_OBJECTIVE:_
Images embedded in the records are excluded; print everything else exactly as given.

=== EXCERPTED RECORDS ===

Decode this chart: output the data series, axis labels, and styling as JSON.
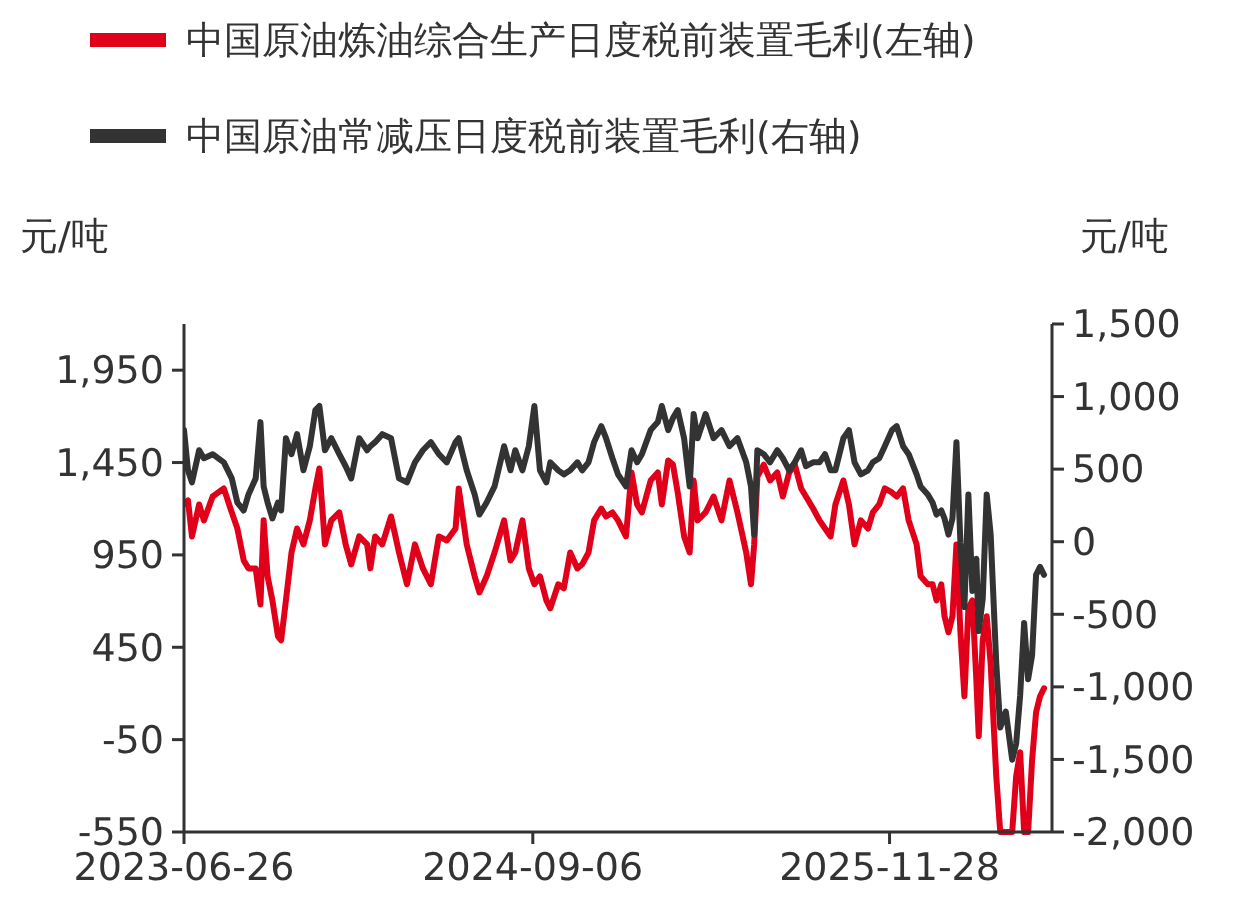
{
  "chart_data": {
    "type": "line",
    "ylabel": "元/吨",
    "y2label": "元/吨",
    "legend": "top left",
    "grid": false,
    "line_style": "solid",
    "marker": "none",
    "x": [
      "2023-06-26",
      "2023-07-01",
      "2023-07-06",
      "2023-07-15",
      "2023-07-21",
      "2023-08-01",
      "2023-08-15",
      "2023-08-25",
      "2023-09-01",
      "2023-09-09",
      "2023-09-15",
      "2023-09-24",
      "2023-09-30",
      "2023-10-04",
      "2023-10-09",
      "2023-10-15",
      "2023-10-22",
      "2023-10-26",
      "2023-11-01",
      "2023-11-08",
      "2023-11-15",
      "2023-11-23",
      "2023-12-01",
      "2023-12-08",
      "2023-12-13",
      "2023-12-20",
      "2023-12-28",
      "2024-01-07",
      "2024-01-15",
      "2024-01-22",
      "2024-02-01",
      "2024-02-11",
      "2024-02-15",
      "2024-02-21",
      "2024-03-01",
      "2024-03-12",
      "2024-03-22",
      "2024-04-01",
      "2024-04-11",
      "2024-04-21",
      "2024-05-01",
      "2024-05-11",
      "2024-05-21",
      "2024-06-01",
      "2024-06-05",
      "2024-06-15",
      "2024-06-25",
      "2024-07-01",
      "2024-07-10",
      "2024-07-20",
      "2024-08-01",
      "2024-08-09",
      "2024-08-15",
      "2024-08-24",
      "2024-09-01",
      "2024-09-08",
      "2024-09-15",
      "2024-09-23",
      "2024-09-28",
      "2024-10-08",
      "2024-10-15",
      "2024-10-23",
      "2024-11-01",
      "2024-11-07",
      "2024-11-15",
      "2024-11-22",
      "2024-12-01",
      "2024-12-07",
      "2024-12-15",
      "2024-12-22",
      "2025-01-01",
      "2025-01-08",
      "2025-01-15",
      "2025-01-21",
      "2025-02-01",
      "2025-02-10",
      "2025-02-15",
      "2025-02-23",
      "2025-03-01",
      "2025-03-07",
      "2025-03-15",
      "2025-03-22",
      "2025-03-27",
      "2025-04-01",
      "2025-04-11",
      "2025-04-21",
      "2025-05-01",
      "2025-05-11",
      "2025-05-21",
      "2025-06-01",
      "2025-06-07",
      "2025-06-11",
      "2025-06-15",
      "2025-06-23",
      "2025-07-01",
      "2025-07-10",
      "2025-07-17",
      "2025-07-25",
      "2025-08-01",
      "2025-08-09",
      "2025-08-15",
      "2025-08-24",
      "2025-09-01",
      "2025-09-08",
      "2025-09-15",
      "2025-09-21",
      "2025-10-01",
      "2025-10-08",
      "2025-10-15",
      "2025-10-23",
      "2025-11-01",
      "2025-11-07",
      "2025-11-15",
      "2025-11-22",
      "2025-12-01",
      "2025-12-07",
      "2025-12-15",
      "2025-12-22",
      "2026-01-01",
      "2026-01-06",
      "2026-01-15",
      "2026-01-21",
      "2026-01-26",
      "2026-02-01",
      "2026-02-05",
      "2026-02-10",
      "2026-02-15",
      "2026-02-20",
      "2026-02-25",
      "2026-03-02",
      "2026-03-07",
      "2026-03-12",
      "2026-03-17",
      "2026-03-20",
      "2026-03-25",
      "2026-03-30",
      "2026-04-04",
      "2026-04-11",
      "2026-04-16",
      "2026-04-23",
      "2026-05-01",
      "2026-05-06",
      "2026-05-11",
      "2026-05-16",
      "2026-05-21",
      "2026-05-26",
      "2026-05-31",
      "2026-06-05",
      "2026-06-10"
    ],
    "xlim": [
      "2023-06-26",
      "2026-06-20"
    ],
    "xticks": [
      "2023-06-26",
      "2024-09-06",
      "2025-11-28"
    ],
    "ylim": [
      -550,
      2200
    ],
    "yticks": [
      -550,
      -50,
      450,
      950,
      {
        "value": 1450,
        "label": "1,450"
      },
      {
        "value": 1950,
        "label": "1,950"
      }
    ],
    "y2lim": [
      -2000,
      1500
    ],
    "y2ticks": [
      {
        "value": -2000,
        "label": "-2,000"
      },
      {
        "value": -1500,
        "label": "-1,500"
      },
      {
        "value": -1000,
        "label": "-1,000"
      },
      -500,
      0,
      500,
      {
        "value": 1000,
        "label": "1,000"
      },
      {
        "value": 1500,
        "label": "1,500"
      }
    ],
    "series": [
      {
        "name": "中国原油炼油综合生产日度税前装置毛利(左轴)",
        "color": "#e0001a",
        "values": [
          1223,
          1245,
          1050,
          1223,
          1137,
          1266,
          1310,
          1180,
          1093,
          920,
          877,
          877,
          682,
          1137,
          834,
          704,
          509,
          488,
          704,
          963,
          1093,
          1007,
          1137,
          1310,
          1418,
          1007,
          1137,
          1180,
          1007,
          899,
          1050,
          1007,
          877,
          1050,
          1007,
          1158,
          963,
          791,
          1007,
          877,
          791,
          1050,
          1028,
          1093,
          1310,
          1007,
          834,
          747,
          834,
          963,
          1137,
          920,
          963,
          1137,
          877,
          791,
          834,
          704,
          661,
          791,
          769,
          963,
          877,
          899,
          963,
          1137,
          1201,
          1158,
          1180,
          1137,
          1050,
          1396,
          1223,
          1180,
          1353,
          1396,
          1223,
          1461,
          1439,
          1288,
          1050,
          963,
          1353,
          1137,
          1180,
          1266,
          1137,
          1353,
          1180,
          963,
          791,
          1007,
          1374,
          1439,
          1353,
          1396,
          1266,
          1396,
          1439,
          1310,
          1266,
          1201,
          1137,
          1093,
          1050,
          1223,
          1353,
          1223,
          1007,
          1137,
          1093,
          1180,
          1223,
          1310,
          1288,
          1266,
          1310,
          1137,
          1007,
          834,
          791,
          791,
          704,
          791,
          618,
          531,
          618,
          1007,
          531,
          185,
          661,
          704,
          271,
          -31,
          488,
          618,
          358,
          -248,
          -550,
          -550,
          -550,
          -248,
          -118,
          -550,
          -550,
          -161,
          98,
          185,
          228
        ]
      },
      {
        "name": "中国原油常减压日度税前装置毛利(右轴)",
        "color": "#333333",
        "axis": "y2",
        "values": [
          769,
          492,
          409,
          630,
          575,
          603,
          547,
          436,
          270,
          215,
          326,
          436,
          824,
          381,
          270,
          160,
          270,
          215,
          713,
          603,
          741,
          492,
          658,
          907,
          935,
          630,
          713,
          603,
          520,
          436,
          713,
          630,
          658,
          686,
          741,
          713,
          436,
          409,
          547,
          630,
          686,
          603,
          547,
          686,
          713,
          492,
          326,
          187,
          270,
          381,
          658,
          492,
          630,
          492,
          658,
          935,
          492,
          409,
          547,
          492,
          464,
          492,
          547,
          492,
          547,
          686,
          796,
          713,
          575,
          464,
          381,
          630,
          547,
          603,
          769,
          824,
          935,
          769,
          852,
          907,
          713,
          381,
          880,
          713,
          880,
          713,
          769,
          658,
          713,
          547,
          381,
          49,
          630,
          603,
          547,
          630,
          575,
          492,
          547,
          630,
          520,
          547,
          547,
          603,
          492,
          492,
          713,
          769,
          547,
          464,
          492,
          547,
          575,
          658,
          769,
          796,
          658,
          603,
          464,
          381,
          326,
          270,
          187,
          215,
          160,
          49,
          160,
          686,
          -7,
          -450,
          326,
          -339,
          -117,
          -616,
          -394,
          326,
          49,
          -837,
          -1280,
          -1170,
          -1502,
          -1391,
          -1059,
          -560,
          -948,
          -782,
          -228,
          -173,
          -228
        ]
      }
    ]
  }
}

===

_PROBLEM SOLUTION:_
Decode this chart: output the data series, axis labels, and styling as JSON.
{
  "chart_data": {
    "type": "line",
    "ylabel": "元/吨",
    "y2label": "元/吨",
    "legend": "top left",
    "grid": false,
    "line_style": "solid",
    "marker": "none",
    "x": [
      "2023-06-26",
      "2023-07-01",
      "2023-07-06",
      "2023-07-15",
      "2023-07-21",
      "2023-08-01",
      "2023-08-15",
      "2023-08-25",
      "2023-09-01",
      "2023-09-09",
      "2023-09-15",
      "2023-09-24",
      "2023-09-30",
      "2023-10-04",
      "2023-10-09",
      "2023-10-15",
      "2023-10-22",
      "2023-10-26",
      "2023-11-01",
      "2023-11-08",
      "2023-11-15",
      "2023-11-23",
      "2023-12-01",
      "2023-12-08",
      "2023-12-13",
      "2023-12-20",
      "2023-12-28",
      "2024-01-07",
      "2024-01-15",
      "2024-01-22",
      "2024-02-01",
      "2024-02-11",
      "2024-02-15",
      "2024-02-21",
      "2024-03-01",
      "2024-03-12",
      "2024-03-22",
      "2024-04-01",
      "2024-04-11",
      "2024-04-21",
      "2024-05-01",
      "2024-05-11",
      "2024-05-21",
      "2024-06-01",
      "2024-06-05",
      "2024-06-15",
      "2024-06-25",
      "2024-07-01",
      "2024-07-10",
      "2024-07-20",
      "2024-08-01",
      "2024-08-09",
      "2024-08-15",
      "2024-08-24",
      "2024-09-01",
      "2024-09-08",
      "2024-09-15",
      "2024-09-23",
      "2024-09-28",
      "2024-10-08",
      "2024-10-15",
      "2024-10-23",
      "2024-11-01",
      "2024-11-07",
      "2024-11-15",
      "2024-11-22",
      "2024-12-01",
      "2024-12-07",
      "2024-12-15",
      "2024-12-22",
      "2025-01-01",
      "2025-01-08",
      "2025-01-15",
      "2025-01-21",
      "2025-02-01",
      "2025-02-10",
      "2025-02-15",
      "2025-02-23",
      "2025-03-01",
      "2025-03-07",
      "2025-03-15",
      "2025-03-22",
      "2025-03-27",
      "2025-04-01",
      "2025-04-11",
      "2025-04-21",
      "2025-05-01",
      "2025-05-11",
      "2025-05-21",
      "2025-06-01",
      "2025-06-07",
      "2025-06-11",
      "2025-06-15",
      "2025-06-23",
      "2025-07-01",
      "2025-07-10",
      "2025-07-17",
      "2025-07-25",
      "2025-08-01",
      "2025-08-09",
      "2025-08-15",
      "2025-08-24",
      "2025-09-01",
      "2025-09-08",
      "2025-09-15",
      "2025-09-21",
      "2025-10-01",
      "2025-10-08",
      "2025-10-15",
      "2025-10-23",
      "2025-11-01",
      "2025-11-07",
      "2025-11-15",
      "2025-11-22",
      "2025-12-01",
      "2025-12-07",
      "2025-12-15",
      "2025-12-22",
      "2026-01-01",
      "2026-01-06",
      "2026-01-15",
      "2026-01-21",
      "2026-01-26",
      "2026-02-01",
      "2026-02-05",
      "2026-02-10",
      "2026-02-15",
      "2026-02-20",
      "2026-02-25",
      "2026-03-02",
      "2026-03-07",
      "2026-03-12",
      "2026-03-17",
      "2026-03-20",
      "2026-03-25",
      "2026-03-30",
      "2026-04-04",
      "2026-04-11",
      "2026-04-16",
      "2026-04-23",
      "2026-05-01",
      "2026-05-06",
      "2026-05-11",
      "2026-05-16",
      "2026-05-21",
      "2026-05-26",
      "2026-05-31",
      "2026-06-05",
      "2026-06-10"
    ],
    "xlim": [
      "2023-06-26",
      "2026-06-20"
    ],
    "xticks": [
      "2023-06-26",
      "2024-09-06",
      "2025-11-28"
    ],
    "ylim": [
      -550,
      2200
    ],
    "yticks": [
      -550,
      -50,
      450,
      950,
      {
        "value": 1450,
        "label": "1,450"
      },
      {
        "value": 1950,
        "label": "1,950"
      }
    ],
    "y2lim": [
      -2000,
      1500
    ],
    "y2ticks": [
      {
        "value": -2000,
        "label": "-2,000"
      },
      {
        "value": -1500,
        "label": "-1,500"
      },
      {
        "value": -1000,
        "label": "-1,000"
      },
      -500,
      0,
      500,
      {
        "value": 1000,
        "label": "1,000"
      },
      {
        "value": 1500,
        "label": "1,500"
      }
    ],
    "series": [
      {
        "name": "中国原油炼油综合生产日度税前装置毛利(左轴)",
        "color": "#e0001a",
        "values": [
          1223,
          1245,
          1050,
          1223,
          1137,
          1266,
          1310,
          1180,
          1093,
          920,
          877,
          877,
          682,
          1137,
          834,
          704,
          509,
          488,
          704,
          963,
          1093,
          1007,
          1137,
          1310,
          1418,
          1007,
          1137,
          1180,
          1007,
          899,
          1050,
          1007,
          877,
          1050,
          1007,
          1158,
          963,
          791,
          1007,
          877,
          791,
          1050,
          1028,
          1093,
          1310,
          1007,
          834,
          747,
          834,
          963,
          1137,
          920,
          963,
          1137,
          877,
          791,
          834,
          704,
          661,
          791,
          769,
          963,
          877,
          899,
          963,
          1137,
          1201,
          1158,
          1180,
          1137,
          1050,
          1396,
          1223,
          1180,
          1353,
          1396,
          1223,
          1461,
          1439,
          1288,
          1050,
          963,
          1353,
          1137,
          1180,
          1266,
          1137,
          1353,
          1180,
          963,
          791,
          1007,
          1374,
          1439,
          1353,
          1396,
          1266,
          1396,
          1439,
          1310,
          1266,
          1201,
          1137,
          1093,
          1050,
          1223,
          1353,
          1223,
          1007,
          1137,
          1093,
          1180,
          1223,
          1310,
          1288,
          1266,
          1310,
          1137,
          1007,
          834,
          791,
          791,
          704,
          791,
          618,
          531,
          618,
          1007,
          531,
          185,
          661,
          704,
          271,
          -31,
          488,
          618,
          358,
          -248,
          -550,
          -550,
          -550,
          -248,
          -118,
          -550,
          -550,
          -161,
          98,
          185,
          228
        ]
      },
      {
        "name": "中国原油常减压日度税前装置毛利(右轴)",
        "color": "#333333",
        "axis": "y2",
        "values": [
          769,
          492,
          409,
          630,
          575,
          603,
          547,
          436,
          270,
          215,
          326,
          436,
          824,
          381,
          270,
          160,
          270,
          215,
          713,
          603,
          741,
          492,
          658,
          907,
          935,
          630,
          713,
          603,
          520,
          436,
          713,
          630,
          658,
          686,
          741,
          713,
          436,
          409,
          547,
          630,
          686,
          603,
          547,
          686,
          713,
          492,
          326,
          187,
          270,
          381,
          658,
          492,
          630,
          492,
          658,
          935,
          492,
          409,
          547,
          492,
          464,
          492,
          547,
          492,
          547,
          686,
          796,
          713,
          575,
          464,
          381,
          630,
          547,
          603,
          769,
          824,
          935,
          769,
          852,
          907,
          713,
          381,
          880,
          713,
          880,
          713,
          769,
          658,
          713,
          547,
          381,
          49,
          630,
          603,
          547,
          630,
          575,
          492,
          547,
          630,
          520,
          547,
          547,
          603,
          492,
          492,
          713,
          769,
          547,
          464,
          492,
          547,
          575,
          658,
          769,
          796,
          658,
          603,
          464,
          381,
          326,
          270,
          187,
          215,
          160,
          49,
          160,
          686,
          -7,
          -450,
          326,
          -339,
          -117,
          -616,
          -394,
          326,
          49,
          -837,
          -1280,
          -1170,
          -1502,
          -1391,
          -1059,
          -560,
          -948,
          -782,
          -228,
          -173,
          -228
        ]
      }
    ]
  }
}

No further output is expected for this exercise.